---------- Excerpted records ----------

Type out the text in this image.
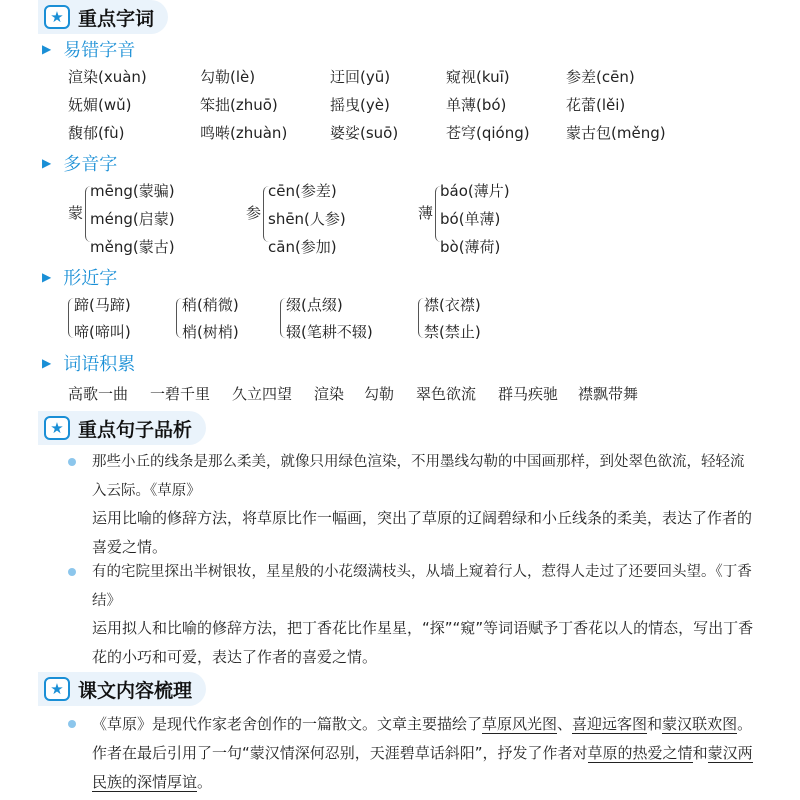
★ 重点字词
▶ 易错字音
渲染(xuàn)	勾勒(lè)	迂回(yū)	窥视(kuī)	参差(cēn)
妩媚(wǔ)	笨拙(zhuō)	摇曳(yè)	单薄(bó)	花蕾(lěi)
馥郁(fù)	鸣啭(zhuàn)	婆娑(suō)	苍穹(qióng) 蒙古包(měng)
▶ 多音字
蒙
mēng(蒙骗)
méng(启蒙)
měng(蒙古)
参
cēn(参差)
shēn(人参)
cān(参加)
薄
báo(薄片)
bó(单薄)
bò(薄荷)
▶ 形近字
蹄(马蹄)
啼(啼叫)
稍(稍微)
梢(树梢)
缀(点缀)
辍(笔耕不辍)
襟(衣襟)
禁(禁止)
▶ 词语积累
高歌一曲 一碧千里 久立四望 渲染 勾勒 翠色欲流 群马疾驰 襟飘带舞
★ 重点句子品析
那些小丘的线条是那么柔美，就像只用绿色渲染，不用墨线勾勒的中国画那样，到处翠色欲流，轻轻流入云际。《草原》
运用比喻的修辞方法，将草原比作一幅画，突出了草原的辽阔碧绿和小丘线条的柔美，表达了作者的喜爱之情。
有的宅院里探出半树银妆，星星般的小花缀满枝头，从墙上窥着行人，惹得人走过了还要回头望。《丁香结》
运用拟人和比喻的修辞方法，把丁香花比作星星，“探”“窥”等词语赋予丁香花以人的情态，写出丁香花的小巧和可爱，表达了作者的喜爱之情。
★ 课文内容梳理
《草原》是现代作家老舍创作的一篇散文。文章主要描绘了草原风光图、喜迎远客图和蒙汉联欢图。作者在最后引用了一句“蒙汉情深何忍别，天涯碧草话斜阳”，抒发了作者对草原的热爱之情和蒙汉两民族的深情厚谊。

----------

=== Problem statement ===
Extract all the data above exactly, excluding every picture.

=== Exercise response ===
Type out the text in this image.
★ 重点字词
▶ 易错字音
渲染(xuàn)	勾勒(lè)	迂回(yū)	窥视(kuī)	参差(cēn)
妩媚(wǔ)	笨拙(zhuō)	摇曳(yè)	单薄(bó)	花蕾(lěi)
馥郁(fù)	鸣啭(zhuàn)	婆娑(suō)	苍穹(qióng) 蒙古包(měng)
▶ 多音字
蒙
mēng(蒙骗)
méng(启蒙)
měng(蒙古)
参
cēn(参差)
shēn(人参)
cān(参加)
薄
báo(薄片)
bó(单薄)
bò(薄荷)
▶ 形近字
蹄(马蹄)
啼(啼叫)
稍(稍微)
梢(树梢)
缀(点缀)
辍(笔耕不辍)
襟(衣襟)
禁(禁止)
▶ 词语积累
高歌一曲 一碧千里 久立四望 渲染 勾勒 翠色欲流 群马疾驰 襟飘带舞
★ 重点句子品析
那些小丘的线条是那么柔美，就像只用绿色渲染，不用墨线勾勒的中国画那样，到处翠色欲流，轻轻流入云际。《草原》
运用比喻的修辞方法，将草原比作一幅画，突出了草原的辽阔碧绿和小丘线条的柔美，表达了作者的喜爱之情。
有的宅院里探出半树银妆，星星般的小花缀满枝头，从墙上窥着行人，惹得人走过了还要回头望。《丁香结》
运用拟人和比喻的修辞方法，把丁香花比作星星，“探”“窥”等词语赋予丁香花以人的情态，写出丁香花的小巧和可爱，表达了作者的喜爱之情。
★ 课文内容梳理
《草原》是现代作家老舍创作的一篇散文。文章主要描绘了草原风光图、喜迎远客图和蒙汉联欢图。作者在最后引用了一句“蒙汉情深何忍别，天涯碧草话斜阳”，抒发了作者对草原的热爱之情和蒙汉两民族的深情厚谊。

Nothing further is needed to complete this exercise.